#### Page excerpt:
↓
Editor’s Note: Ok, we know, this is waaaay to long for a blog post. But this is just too good not to share! In our continuing effort to avoid re-inventing the wheel, getting the easy stuff down to checklists, and helping us lawyers impress our virtually-impossible-to-impress clients, we offer our most recent post: everything you need (actually, must) to do to get ready to defend a deposition (including the critical steps to take to prepare your witness). We have previously posted in our A++ Forms and Resources (TM), great checklists on the timeline of all steps to prepare to take the perfect deposition, the script you should always have in your lit bag to make a perfect record for a no-show deposition (it happens!), and the super-comprehensive list of opening questions to get to everything a witness could know. All of these, and the post below, are available to send to you in Word form so you can integrate them into your own work product. Just shoot an email to Wendy Godfrey, Leah Fiorenza, or me, and we would be glad to send any of them to you (and they are much better in Word – the blog machine we use here at the Bankruptcy Cave here just ain’t really issue in preversving spacing, bullets, sub-bullets, etc.

Part I: What to Provide the Deponent in Advance of the Preparatory Session

Part II: Setting Up and Details about the Preparatory Session

Part III: Key Points for You in the Actual Meeting with the Deponent

Part IV: 30 Things Your Deponent Should Take Away from the Preparatory Session

Part V: The Deposition Itself – Breaks

Part VI: The Deposition Itself – Objections

Part VII: The Deposition Itself – Rehabilitating the Deponent and Correcting the Record

Part I: What to Provide the Deponent in Advance of the Preparatory Session

Should You Provide Documents to the Deponent?

  • If a document is used to refresh a witness’ recollection, that document is discoverable; opposing counsel can and will see it, and ask about it.[1]
  • If a summary chart is prepared, that also is discoverable.
  • In general, assume that everything you show a deponent to prepare for the deposition is discoverable, and so if in doubt, give the deponent nothing (except in a Rule 30(b)(6) deposition – see below).
↑
#### Given entries:
↓
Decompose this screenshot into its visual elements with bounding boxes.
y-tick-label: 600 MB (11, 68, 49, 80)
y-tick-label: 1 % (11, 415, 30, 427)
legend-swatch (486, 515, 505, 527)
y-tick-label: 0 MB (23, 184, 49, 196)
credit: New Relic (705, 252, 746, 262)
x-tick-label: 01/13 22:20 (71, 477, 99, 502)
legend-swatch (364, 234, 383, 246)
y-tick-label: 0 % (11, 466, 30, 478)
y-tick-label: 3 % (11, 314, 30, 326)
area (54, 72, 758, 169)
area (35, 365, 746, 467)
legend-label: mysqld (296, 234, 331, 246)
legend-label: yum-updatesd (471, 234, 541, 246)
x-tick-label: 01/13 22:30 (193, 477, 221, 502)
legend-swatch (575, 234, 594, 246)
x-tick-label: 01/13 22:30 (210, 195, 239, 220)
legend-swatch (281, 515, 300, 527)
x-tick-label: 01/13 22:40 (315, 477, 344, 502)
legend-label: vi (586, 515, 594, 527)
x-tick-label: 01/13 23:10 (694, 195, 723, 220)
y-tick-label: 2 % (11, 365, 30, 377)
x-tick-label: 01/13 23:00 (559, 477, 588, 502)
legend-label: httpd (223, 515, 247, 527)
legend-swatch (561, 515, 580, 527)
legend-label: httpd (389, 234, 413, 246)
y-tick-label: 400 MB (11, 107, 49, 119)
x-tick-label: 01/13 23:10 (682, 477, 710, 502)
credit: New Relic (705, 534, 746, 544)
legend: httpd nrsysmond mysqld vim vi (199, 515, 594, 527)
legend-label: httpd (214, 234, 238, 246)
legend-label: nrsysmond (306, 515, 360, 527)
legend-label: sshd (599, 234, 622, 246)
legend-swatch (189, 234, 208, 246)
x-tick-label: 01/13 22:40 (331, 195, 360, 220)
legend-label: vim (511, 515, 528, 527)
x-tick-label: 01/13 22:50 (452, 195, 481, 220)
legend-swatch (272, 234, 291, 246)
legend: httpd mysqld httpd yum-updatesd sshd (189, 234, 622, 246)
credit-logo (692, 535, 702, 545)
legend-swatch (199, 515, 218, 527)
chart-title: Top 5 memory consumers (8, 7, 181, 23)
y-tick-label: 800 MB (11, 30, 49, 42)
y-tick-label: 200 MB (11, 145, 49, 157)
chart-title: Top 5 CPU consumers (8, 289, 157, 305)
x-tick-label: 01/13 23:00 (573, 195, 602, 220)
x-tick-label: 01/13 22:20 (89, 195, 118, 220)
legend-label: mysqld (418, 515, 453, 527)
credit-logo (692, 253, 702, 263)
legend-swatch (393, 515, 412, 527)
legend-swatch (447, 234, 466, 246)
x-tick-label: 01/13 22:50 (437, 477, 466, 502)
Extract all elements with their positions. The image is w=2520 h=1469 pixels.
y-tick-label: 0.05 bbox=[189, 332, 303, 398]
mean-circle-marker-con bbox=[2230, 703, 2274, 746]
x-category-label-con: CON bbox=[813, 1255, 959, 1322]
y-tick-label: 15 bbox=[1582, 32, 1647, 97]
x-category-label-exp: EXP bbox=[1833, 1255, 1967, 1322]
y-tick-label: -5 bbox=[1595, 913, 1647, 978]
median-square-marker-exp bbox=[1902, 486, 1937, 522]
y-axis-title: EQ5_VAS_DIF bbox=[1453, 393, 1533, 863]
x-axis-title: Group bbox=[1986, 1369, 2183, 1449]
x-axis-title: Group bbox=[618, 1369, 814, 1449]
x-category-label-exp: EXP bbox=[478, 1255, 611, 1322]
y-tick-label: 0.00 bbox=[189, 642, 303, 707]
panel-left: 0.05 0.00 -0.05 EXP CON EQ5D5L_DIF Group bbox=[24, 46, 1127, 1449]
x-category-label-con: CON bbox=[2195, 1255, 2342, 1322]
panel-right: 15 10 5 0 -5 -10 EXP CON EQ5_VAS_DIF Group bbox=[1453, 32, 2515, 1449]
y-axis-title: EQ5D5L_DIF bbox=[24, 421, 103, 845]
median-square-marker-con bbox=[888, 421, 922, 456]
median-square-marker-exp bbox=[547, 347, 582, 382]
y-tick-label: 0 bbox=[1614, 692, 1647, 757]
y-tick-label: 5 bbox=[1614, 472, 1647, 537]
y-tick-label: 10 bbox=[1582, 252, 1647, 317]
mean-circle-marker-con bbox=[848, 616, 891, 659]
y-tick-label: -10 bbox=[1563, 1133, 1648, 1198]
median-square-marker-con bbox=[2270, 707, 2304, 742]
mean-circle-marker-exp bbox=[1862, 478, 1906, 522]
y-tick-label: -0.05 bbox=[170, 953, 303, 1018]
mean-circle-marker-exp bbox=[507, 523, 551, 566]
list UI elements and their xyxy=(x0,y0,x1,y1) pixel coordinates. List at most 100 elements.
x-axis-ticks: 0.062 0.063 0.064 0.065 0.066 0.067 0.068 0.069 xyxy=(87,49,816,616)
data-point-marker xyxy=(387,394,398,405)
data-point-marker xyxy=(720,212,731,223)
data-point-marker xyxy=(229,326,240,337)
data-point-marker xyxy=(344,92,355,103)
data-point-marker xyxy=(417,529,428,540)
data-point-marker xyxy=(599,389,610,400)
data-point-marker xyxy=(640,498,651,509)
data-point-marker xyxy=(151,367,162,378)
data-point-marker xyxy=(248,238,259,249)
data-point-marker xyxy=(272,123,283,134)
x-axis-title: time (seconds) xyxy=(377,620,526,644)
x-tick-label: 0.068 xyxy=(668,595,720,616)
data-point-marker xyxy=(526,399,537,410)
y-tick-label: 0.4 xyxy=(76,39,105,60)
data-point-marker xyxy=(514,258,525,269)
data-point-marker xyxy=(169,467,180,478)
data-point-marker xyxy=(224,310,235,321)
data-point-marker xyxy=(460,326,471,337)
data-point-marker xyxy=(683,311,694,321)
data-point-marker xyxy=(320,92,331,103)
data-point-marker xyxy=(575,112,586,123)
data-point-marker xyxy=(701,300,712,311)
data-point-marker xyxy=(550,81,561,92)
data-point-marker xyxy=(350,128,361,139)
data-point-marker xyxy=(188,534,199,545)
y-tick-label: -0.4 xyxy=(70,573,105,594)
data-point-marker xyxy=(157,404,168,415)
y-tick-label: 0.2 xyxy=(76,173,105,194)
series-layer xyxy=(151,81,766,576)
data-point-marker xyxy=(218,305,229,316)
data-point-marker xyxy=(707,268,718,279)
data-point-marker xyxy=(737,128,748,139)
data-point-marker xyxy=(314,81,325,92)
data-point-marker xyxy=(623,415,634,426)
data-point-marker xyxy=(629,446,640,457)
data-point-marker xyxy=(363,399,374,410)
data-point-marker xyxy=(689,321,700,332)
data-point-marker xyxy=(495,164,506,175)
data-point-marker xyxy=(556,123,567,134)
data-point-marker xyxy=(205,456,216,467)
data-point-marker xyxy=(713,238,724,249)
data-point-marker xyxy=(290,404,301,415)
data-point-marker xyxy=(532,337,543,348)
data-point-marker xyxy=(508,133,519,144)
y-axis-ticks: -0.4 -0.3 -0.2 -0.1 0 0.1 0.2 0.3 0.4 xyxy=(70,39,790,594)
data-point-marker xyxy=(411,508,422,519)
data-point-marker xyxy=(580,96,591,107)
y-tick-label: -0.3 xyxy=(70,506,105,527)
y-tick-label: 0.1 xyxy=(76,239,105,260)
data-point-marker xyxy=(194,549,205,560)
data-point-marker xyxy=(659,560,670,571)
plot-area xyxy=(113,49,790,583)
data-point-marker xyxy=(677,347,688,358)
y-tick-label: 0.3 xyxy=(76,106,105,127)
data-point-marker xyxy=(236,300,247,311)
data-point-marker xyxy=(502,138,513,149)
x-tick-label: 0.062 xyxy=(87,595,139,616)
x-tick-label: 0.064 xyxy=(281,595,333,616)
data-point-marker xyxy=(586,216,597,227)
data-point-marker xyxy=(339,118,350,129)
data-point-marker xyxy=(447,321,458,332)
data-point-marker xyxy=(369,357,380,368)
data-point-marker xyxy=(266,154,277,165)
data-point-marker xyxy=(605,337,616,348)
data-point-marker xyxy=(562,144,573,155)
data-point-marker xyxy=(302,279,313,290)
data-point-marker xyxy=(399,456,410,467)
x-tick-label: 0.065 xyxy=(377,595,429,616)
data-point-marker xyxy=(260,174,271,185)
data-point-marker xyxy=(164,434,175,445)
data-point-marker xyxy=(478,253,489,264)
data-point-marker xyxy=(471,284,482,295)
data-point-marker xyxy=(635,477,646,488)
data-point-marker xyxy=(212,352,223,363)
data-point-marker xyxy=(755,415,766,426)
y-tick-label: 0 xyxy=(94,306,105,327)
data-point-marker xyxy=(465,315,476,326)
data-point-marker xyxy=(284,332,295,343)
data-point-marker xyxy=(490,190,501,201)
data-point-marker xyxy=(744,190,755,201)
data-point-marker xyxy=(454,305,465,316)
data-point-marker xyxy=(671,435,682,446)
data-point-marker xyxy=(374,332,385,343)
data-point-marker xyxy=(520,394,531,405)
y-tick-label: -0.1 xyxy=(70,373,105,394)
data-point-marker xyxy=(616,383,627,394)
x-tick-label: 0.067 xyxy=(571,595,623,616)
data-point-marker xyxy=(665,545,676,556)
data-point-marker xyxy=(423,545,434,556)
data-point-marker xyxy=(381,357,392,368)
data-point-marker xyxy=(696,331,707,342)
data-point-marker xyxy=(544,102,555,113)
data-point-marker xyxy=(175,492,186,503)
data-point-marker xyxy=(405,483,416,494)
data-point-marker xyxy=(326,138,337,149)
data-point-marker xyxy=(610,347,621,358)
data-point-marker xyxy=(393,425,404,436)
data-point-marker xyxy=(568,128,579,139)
↑
#### Written request:
Answer these questions about the deposition-preparation post:
(a) Besides Wendy Godfrey, whom does the editor's note name as someone to email for the Word versions?
(b) How many things should the deponent take away from the preparatory session, according to the Part IV heading?
(c) When in doubt, what does the post say to give the deponent, and what deposition is the exception?

#### Answer for this exercise:
(a) Leah Fiorenza (the note's writer also offers to send them).
(b) 30.
(c) Nothing; the exception is a Rule 30(b)(6) deposition.